*Stated task*.
Tell how many lines in these records contain the string "JSON", with only the number as the reply.

[Dataset entries on figures]
--------------------------------

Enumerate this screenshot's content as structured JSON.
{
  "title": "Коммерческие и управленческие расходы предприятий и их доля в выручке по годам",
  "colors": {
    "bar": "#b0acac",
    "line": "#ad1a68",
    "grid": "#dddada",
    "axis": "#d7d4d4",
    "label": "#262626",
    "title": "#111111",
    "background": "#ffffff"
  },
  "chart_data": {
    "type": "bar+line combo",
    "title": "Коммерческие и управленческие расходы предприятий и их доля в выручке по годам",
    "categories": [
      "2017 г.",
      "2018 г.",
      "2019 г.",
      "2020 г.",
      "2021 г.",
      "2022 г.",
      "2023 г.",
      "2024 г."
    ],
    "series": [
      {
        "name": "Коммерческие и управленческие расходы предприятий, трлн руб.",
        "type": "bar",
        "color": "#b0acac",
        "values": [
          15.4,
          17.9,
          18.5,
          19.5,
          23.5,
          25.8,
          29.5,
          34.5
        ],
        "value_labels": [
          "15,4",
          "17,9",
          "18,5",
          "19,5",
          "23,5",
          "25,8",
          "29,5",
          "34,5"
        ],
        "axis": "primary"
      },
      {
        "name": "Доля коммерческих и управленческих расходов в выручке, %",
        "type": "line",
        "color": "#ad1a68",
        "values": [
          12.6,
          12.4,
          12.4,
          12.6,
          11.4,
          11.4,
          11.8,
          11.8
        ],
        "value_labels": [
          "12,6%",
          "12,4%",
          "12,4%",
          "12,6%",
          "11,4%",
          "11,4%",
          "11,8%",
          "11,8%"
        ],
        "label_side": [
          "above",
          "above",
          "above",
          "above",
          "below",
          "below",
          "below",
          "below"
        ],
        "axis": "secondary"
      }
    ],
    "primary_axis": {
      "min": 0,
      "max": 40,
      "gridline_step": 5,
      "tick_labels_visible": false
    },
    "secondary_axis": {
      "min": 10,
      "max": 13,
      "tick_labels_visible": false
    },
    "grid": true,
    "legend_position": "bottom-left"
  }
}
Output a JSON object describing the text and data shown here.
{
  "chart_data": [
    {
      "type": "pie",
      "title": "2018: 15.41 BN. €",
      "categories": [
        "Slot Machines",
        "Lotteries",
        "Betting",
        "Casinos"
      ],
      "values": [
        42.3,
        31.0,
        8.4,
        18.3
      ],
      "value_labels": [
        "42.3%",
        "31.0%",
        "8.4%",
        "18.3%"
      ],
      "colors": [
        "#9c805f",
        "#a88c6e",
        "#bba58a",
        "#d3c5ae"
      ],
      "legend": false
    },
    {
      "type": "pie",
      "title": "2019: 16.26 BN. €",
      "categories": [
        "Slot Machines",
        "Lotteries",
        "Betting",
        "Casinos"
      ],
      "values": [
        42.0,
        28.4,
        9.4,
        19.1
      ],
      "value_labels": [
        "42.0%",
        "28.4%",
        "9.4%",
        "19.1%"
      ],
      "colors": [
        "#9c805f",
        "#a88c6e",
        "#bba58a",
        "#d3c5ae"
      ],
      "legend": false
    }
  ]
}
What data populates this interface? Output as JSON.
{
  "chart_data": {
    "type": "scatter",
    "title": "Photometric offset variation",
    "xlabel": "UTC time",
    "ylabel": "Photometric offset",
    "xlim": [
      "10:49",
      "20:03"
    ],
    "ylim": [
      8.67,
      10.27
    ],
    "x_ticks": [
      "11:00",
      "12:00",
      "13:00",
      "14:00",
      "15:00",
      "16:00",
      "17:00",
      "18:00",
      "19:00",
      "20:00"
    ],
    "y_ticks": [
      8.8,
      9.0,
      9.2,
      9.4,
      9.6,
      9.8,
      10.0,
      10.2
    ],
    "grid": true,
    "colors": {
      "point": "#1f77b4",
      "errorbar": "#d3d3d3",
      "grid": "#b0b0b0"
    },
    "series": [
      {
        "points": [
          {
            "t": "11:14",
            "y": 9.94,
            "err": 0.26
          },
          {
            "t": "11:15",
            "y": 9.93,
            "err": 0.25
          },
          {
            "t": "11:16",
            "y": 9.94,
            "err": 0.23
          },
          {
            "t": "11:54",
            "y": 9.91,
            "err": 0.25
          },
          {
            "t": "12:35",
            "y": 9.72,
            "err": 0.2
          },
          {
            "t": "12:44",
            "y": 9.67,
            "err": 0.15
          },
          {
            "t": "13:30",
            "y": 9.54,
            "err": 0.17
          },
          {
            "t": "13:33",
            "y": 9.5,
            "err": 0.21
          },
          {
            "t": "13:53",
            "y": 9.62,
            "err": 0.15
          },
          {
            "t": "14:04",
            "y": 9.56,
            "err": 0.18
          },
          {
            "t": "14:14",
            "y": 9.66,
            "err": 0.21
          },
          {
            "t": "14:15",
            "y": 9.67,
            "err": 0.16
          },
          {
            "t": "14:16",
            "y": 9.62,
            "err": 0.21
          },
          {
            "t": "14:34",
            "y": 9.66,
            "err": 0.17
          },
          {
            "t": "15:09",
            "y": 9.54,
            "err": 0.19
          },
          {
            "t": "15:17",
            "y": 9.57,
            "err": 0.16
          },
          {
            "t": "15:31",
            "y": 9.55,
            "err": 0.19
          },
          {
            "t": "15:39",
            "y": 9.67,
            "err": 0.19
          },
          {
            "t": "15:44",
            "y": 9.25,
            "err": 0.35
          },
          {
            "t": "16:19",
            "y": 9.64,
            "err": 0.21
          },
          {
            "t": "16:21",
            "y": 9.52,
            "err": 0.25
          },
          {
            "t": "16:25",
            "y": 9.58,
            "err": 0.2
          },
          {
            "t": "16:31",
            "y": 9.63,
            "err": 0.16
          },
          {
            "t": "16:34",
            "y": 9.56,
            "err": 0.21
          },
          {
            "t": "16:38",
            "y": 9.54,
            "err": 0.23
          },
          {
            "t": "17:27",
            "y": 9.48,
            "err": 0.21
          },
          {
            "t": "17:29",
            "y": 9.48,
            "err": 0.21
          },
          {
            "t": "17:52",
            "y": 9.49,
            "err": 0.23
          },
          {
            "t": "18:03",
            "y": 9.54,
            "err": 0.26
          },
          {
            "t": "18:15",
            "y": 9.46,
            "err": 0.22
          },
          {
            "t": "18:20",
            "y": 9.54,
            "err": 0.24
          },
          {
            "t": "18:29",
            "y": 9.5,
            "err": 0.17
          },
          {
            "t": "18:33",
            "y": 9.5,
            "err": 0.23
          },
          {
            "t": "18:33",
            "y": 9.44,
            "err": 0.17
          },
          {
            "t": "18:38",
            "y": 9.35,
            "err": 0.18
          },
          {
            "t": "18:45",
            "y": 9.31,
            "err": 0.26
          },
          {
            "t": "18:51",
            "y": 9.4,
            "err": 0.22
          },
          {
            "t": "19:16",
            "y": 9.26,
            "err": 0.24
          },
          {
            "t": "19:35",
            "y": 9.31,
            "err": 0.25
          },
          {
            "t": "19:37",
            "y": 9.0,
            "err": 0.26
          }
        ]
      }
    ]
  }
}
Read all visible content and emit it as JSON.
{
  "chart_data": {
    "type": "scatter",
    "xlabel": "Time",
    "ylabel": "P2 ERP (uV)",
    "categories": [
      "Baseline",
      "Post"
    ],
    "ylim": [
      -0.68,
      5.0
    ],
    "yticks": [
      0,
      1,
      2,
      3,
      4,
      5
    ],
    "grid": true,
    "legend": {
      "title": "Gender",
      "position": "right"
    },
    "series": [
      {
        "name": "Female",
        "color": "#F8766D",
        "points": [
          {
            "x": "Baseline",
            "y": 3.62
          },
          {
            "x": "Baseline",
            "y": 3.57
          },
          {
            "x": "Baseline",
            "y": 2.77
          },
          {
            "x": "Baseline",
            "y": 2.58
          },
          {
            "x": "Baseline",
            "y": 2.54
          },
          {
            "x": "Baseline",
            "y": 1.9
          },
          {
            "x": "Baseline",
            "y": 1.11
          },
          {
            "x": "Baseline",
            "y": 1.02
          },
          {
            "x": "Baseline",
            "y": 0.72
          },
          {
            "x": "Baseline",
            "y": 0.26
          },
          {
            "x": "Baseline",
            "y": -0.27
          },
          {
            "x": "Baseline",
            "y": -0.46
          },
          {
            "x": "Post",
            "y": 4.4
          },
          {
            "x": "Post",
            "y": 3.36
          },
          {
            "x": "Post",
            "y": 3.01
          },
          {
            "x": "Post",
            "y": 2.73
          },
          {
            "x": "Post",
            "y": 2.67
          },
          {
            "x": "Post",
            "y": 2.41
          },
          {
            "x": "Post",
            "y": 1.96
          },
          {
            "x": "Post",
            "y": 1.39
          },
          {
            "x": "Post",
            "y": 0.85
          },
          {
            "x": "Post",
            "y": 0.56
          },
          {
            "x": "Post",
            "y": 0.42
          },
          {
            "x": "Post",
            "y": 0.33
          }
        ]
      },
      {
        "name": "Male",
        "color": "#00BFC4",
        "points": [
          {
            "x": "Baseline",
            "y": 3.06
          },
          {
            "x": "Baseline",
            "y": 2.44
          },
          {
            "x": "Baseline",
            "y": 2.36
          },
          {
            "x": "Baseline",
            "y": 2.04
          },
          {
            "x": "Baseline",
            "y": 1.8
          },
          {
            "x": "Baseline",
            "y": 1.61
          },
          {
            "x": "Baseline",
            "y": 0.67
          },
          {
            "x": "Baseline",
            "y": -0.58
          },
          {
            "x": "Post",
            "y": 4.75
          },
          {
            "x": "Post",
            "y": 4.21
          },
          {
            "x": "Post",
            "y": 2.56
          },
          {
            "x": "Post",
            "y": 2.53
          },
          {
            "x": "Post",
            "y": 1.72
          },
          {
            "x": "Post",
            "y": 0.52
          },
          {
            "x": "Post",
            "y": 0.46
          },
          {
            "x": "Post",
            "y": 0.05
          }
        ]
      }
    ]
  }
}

--------------------------------

*Expected answer*.
4